Da svolgere: Sostituisci "Pietro" con "Simone" nel tratto della riflessione che comincia con le parole "Pietro ha l’intuizione" e si ferma dopo "ci dimostriamo incoerenti.", poi riporta quel tratto così modificato.

Brano fornito:
····················

Montefiascone-Viterbo
Mc 8, 29 “Tu sei il Cristo”
Nascita, vita, morte e resurrezione tutto questo è “il” Cristo. Quell’articolo che pone questa risposta come l’unica possibile alla domanda che Gesù fa ai suoi discepoli, ma alla fine, solo Lui, con la sua spiegazione, confermerà la potenza del suo nome.
Pietro ha l’intuizione giusta, mentre tutti cercano una risposta, lui ce l’ha, la pronuncia con fermezza, lo stesso Pietro che poi, rinnega e ha paura, un po’ come succede a noi: davanti al Santissimo ci inginocchiamo, riconosciamo, preghiamo, lodiamo Dio e poi alla prima richiesta di fedeltà, diventiamo timorosi di dimostrare la Sua azione in noi.
E se Gesù in questo momento ci chiedesse: “Tu chi dici che io sia?” saremmo in grado di rispondere in modo sincero che Lui è il Cristo? Lui sa cosa abita nel nostro cuore, non possiamo mentire, ma il più delle volte lo facciamo, mentendo anche a noi stessi, ci dimostriamo incoerenti.
Ogni domenica recitiamo la preghiera del credo: credo in Colui che è nato da Maria, che ha vissuto da uomo lasciando in eredità i suoi insegnamenti, che si è donato fino all’ultimo, fino alla morte di croce, che è risorto salendo al cielo a preparare un posto per noi. Lo riconosciamo?

····················

Dati di segmentazione della pagina:
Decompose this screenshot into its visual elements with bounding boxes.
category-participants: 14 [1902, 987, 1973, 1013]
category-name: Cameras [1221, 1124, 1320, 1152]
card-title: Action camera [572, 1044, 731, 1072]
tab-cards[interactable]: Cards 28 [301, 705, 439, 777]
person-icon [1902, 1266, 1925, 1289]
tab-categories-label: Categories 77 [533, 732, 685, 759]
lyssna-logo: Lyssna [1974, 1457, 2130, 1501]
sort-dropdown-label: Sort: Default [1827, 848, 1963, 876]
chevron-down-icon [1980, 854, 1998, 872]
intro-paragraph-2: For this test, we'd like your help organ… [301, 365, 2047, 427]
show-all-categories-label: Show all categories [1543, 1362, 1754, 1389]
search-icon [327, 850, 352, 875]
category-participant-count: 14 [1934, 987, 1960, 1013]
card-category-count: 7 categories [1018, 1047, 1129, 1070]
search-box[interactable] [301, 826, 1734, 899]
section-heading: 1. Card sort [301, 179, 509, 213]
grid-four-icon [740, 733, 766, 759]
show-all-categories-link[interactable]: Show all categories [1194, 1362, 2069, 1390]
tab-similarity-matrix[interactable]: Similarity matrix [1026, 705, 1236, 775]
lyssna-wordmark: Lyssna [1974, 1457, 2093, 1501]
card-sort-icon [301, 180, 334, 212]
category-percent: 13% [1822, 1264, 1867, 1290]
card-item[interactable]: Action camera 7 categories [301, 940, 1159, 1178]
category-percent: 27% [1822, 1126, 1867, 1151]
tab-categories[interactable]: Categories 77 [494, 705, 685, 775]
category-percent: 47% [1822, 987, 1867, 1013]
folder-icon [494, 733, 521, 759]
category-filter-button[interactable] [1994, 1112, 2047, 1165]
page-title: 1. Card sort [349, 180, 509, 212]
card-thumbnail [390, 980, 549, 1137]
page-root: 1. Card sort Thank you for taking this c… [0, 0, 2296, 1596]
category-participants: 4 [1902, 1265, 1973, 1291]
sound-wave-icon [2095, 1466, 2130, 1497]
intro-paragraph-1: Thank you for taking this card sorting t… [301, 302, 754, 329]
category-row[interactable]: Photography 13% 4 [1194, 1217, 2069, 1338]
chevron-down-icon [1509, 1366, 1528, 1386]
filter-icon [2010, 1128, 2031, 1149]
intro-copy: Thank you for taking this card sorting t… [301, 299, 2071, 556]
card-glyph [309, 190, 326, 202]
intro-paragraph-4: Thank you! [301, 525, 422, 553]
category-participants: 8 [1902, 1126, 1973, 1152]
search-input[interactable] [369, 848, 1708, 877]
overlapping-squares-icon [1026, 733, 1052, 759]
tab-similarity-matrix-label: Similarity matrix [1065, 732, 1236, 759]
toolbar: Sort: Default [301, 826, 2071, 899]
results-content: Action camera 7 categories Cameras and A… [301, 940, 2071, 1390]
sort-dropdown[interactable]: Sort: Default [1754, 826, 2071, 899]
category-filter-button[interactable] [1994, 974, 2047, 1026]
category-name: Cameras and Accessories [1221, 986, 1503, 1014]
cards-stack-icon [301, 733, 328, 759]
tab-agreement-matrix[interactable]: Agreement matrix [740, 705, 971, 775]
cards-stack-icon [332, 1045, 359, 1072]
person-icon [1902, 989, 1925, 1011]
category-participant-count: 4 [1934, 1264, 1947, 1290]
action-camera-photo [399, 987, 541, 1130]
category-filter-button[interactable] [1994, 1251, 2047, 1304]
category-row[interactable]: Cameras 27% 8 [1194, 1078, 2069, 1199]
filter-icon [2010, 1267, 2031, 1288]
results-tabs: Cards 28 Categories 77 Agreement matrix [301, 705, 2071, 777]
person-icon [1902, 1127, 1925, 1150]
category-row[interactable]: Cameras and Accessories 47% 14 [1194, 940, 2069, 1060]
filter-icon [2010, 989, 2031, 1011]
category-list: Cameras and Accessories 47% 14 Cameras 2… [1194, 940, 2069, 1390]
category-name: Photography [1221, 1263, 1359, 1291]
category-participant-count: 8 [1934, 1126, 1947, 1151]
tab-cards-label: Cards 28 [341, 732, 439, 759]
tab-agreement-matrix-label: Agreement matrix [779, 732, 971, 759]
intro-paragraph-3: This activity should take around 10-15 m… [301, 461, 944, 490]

····················

Soluzione:
Simone ha l’intuizione giusta, mentre tutti cercano una risposta, lui ce l’ha, la pronuncia con fermezza, lo stesso Simone che poi, rinnega e ha paura, un po’ come succede a noi: davanti al Santissimo ci inginocchiamo, riconosciamo, preghiamo, lodiamo Dio e poi alla prima richiesta di fedeltà, diventiamo timorosi di dimostrare la Sua azione in noi.
E se Gesù in questo momento ci chiedesse: “Tu chi dici che io sia?” saremmo in grado di rispondere in modo sincero che Lui è il Cristo? Lui sa cosa abita nel nostro cuore, non possiamo mentire, ma il più delle volte lo facciamo, mentendo anche a noi stessi, ci dimostriamo incoerenti.